Exercise objective →
Each entry below is to be printed verbatim.

Dataset entries →

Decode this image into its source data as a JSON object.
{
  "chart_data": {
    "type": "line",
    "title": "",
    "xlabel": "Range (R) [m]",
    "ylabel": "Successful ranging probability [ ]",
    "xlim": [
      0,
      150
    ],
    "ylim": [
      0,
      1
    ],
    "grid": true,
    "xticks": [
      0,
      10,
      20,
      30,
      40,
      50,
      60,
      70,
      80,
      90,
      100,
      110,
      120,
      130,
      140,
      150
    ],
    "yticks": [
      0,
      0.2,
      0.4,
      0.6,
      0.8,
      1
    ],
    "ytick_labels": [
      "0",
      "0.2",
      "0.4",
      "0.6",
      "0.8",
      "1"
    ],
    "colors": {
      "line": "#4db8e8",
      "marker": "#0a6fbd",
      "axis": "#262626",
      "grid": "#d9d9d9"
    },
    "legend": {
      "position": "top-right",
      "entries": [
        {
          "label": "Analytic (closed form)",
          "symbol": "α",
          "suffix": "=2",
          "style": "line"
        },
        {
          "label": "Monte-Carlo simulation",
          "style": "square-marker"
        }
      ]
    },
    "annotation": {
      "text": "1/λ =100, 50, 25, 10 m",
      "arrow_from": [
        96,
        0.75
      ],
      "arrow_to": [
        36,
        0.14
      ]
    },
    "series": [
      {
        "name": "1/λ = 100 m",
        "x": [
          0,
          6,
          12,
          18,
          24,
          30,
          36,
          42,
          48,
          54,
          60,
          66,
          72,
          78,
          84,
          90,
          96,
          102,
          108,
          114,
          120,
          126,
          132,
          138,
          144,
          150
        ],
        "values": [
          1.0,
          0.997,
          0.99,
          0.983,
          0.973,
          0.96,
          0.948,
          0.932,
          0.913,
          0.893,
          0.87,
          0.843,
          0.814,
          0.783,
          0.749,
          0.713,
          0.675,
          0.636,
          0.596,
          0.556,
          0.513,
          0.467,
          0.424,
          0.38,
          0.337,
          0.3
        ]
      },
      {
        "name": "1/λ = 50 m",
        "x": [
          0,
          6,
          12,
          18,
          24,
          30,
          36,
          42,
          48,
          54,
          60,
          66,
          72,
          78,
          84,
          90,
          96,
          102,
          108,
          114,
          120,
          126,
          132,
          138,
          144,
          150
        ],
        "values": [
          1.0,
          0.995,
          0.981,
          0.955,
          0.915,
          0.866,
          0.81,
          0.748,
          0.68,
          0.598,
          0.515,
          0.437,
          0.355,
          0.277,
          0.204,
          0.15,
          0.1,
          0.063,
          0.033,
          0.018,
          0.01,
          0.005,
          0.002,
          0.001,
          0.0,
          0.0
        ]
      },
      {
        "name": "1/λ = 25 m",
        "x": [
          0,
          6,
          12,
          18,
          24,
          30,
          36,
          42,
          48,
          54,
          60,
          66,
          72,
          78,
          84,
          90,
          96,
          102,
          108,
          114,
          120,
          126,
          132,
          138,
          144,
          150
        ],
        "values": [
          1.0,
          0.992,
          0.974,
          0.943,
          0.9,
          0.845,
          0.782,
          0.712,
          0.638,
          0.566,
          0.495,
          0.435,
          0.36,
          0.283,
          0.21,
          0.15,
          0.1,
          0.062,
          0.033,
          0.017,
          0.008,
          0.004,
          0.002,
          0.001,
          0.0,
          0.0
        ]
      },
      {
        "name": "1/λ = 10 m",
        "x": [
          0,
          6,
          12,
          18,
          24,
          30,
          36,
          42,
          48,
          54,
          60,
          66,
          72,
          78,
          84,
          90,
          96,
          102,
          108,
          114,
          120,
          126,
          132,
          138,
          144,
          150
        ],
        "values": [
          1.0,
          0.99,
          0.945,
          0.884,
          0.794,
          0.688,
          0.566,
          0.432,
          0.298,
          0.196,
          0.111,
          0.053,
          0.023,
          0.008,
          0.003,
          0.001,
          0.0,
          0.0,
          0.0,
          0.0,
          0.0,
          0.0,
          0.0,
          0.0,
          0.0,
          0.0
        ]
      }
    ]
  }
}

Solved exercise →
Decode this image into its source data as a JSON object.
{
  "chart_data": {
    "type": "line",
    "title": "",
    "xlabel": "Range (R) [m]",
    "ylabel": "Successful ranging probability [ ]",
    "xlim": [
      0,
      150
    ],
    "ylim": [
      0,
      1
    ],
    "grid": true,
    "xticks": [
      0,
      10,
      20,
      30,
      40,
      50,
      60,
      70,
      80,
      90,
      100,
      110,
      120,
      130,
      140,
      150
    ],
    "yticks": [
      0,
      0.2,
      0.4,
      0.6,
      0.8,
      1
    ],
    "ytick_labels": [
      "0",
      "0.2",
      "0.4",
      "0.6",
      "0.8",
      "1"
    ],
    "colors": {
      "line": "#4db8e8",
      "marker": "#0a6fbd",
      "axis": "#262626",
      "grid": "#d9d9d9"
    },
    "legend": {
      "position": "top-right",
      "entries": [
        {
          "label": "Analytic (closed form)",
          "symbol": "α",
          "suffix": "=2",
          "style": "line"
        },
        {
          "label": "Monte-Carlo simulation",
          "style": "square-marker"
        }
      ]
    },
    "annotation": {
      "text": "1/λ =100, 50, 25, 10 m",
      "arrow_from": [
        96,
        0.75
      ],
      "arrow_to": [
        36,
        0.14
      ]
    },
    "series": [
      {
        "name": "1/λ = 100 m",
        "x": [
          0,
          6,
          12,
          18,
          24,
          30,
          36,
          42,
          48,
          54,
          60,
          66,
          72,
          78,
          84,
          90,
          96,
          102,
          108,
          114,
          120,
          126,
          132,
          138,
          144,
          150
        ],
        "values": [
          1.0,
          0.997,
          0.99,
          0.983,
          0.973,
          0.96,
          0.948,
          0.932,
          0.913,
          0.893,
          0.87,
          0.843,
          0.814,
          0.783,
          0.749,
          0.713,
          0.675,
          0.636,
          0.596,
          0.556,
          0.513,
          0.467,
          0.424,
          0.38,
          0.337,
          0.3
        ]
      },
      {
        "name": "1/λ = 50 m",
        "x": [
          0,
          6,
          12,
          18,
          24,
          30,
          36,
          42,
          48,
          54,
          60,
          66,
          72,
          78,
          84,
          90,
          96,
          102,
          108,
          114,
          120,
          126,
          132,
          138,
          144,
          150
        ],
        "values": [
          1.0,
          0.995,
          0.981,
          0.955,
          0.915,
          0.866,
          0.81,
          0.748,
          0.68,
          0.598,
          0.515,
          0.437,
          0.355,
          0.277,
          0.204,
          0.15,
          0.1,
          0.063,
          0.033,
          0.018,
          0.01,
          0.005,
          0.002,
          0.001,
          0.0,
          0.0
        ]
      },
      {
        "name": "1/λ = 25 m",
        "x": [
          0,
          6,
          12,
          18,
          24,
          30,
          36,
          42,
          48,
          54,
          60,
          66,
          72,
          78,
          84,
          90,
          96,
          102,
          108,
          114,
          120,
          126,
          132,
          138,
          144,
          150
        ],
        "values": [
          1.0,
          0.992,
          0.974,
          0.943,
          0.9,
          0.845,
          0.782,
          0.712,
          0.638,
          0.566,
          0.495,
          0.435,
          0.36,
          0.283,
          0.21,
          0.15,
          0.1,
          0.062,
          0.033,
          0.017,
          0.008,
          0.004,
          0.002,
          0.001,
          0.0,
          0.0
        ]
      },
      {
        "name": "1/λ = 10 m",
        "x": [
          0,
          6,
          12,
          18,
          24,
          30,
          36,
          42,
          48,
          54,
          60,
          66,
          72,
          78,
          84,
          90,
          96,
          102,
          108,
          114,
          120,
          126,
          132,
          138,
          144,
          150
        ],
        "values": [
          1.0,
          0.99,
          0.945,
          0.884,
          0.794,
          0.688,
          0.566,
          0.432,
          0.298,
          0.196,
          0.111,
          0.053,
          0.023,
          0.008,
          0.003,
          0.001,
          0.0,
          0.0,
          0.0,
          0.0,
          0.0,
          0.0,
          0.0,
          0.0,
          0.0,
          0.0
        ]
      }
    ]
  }
}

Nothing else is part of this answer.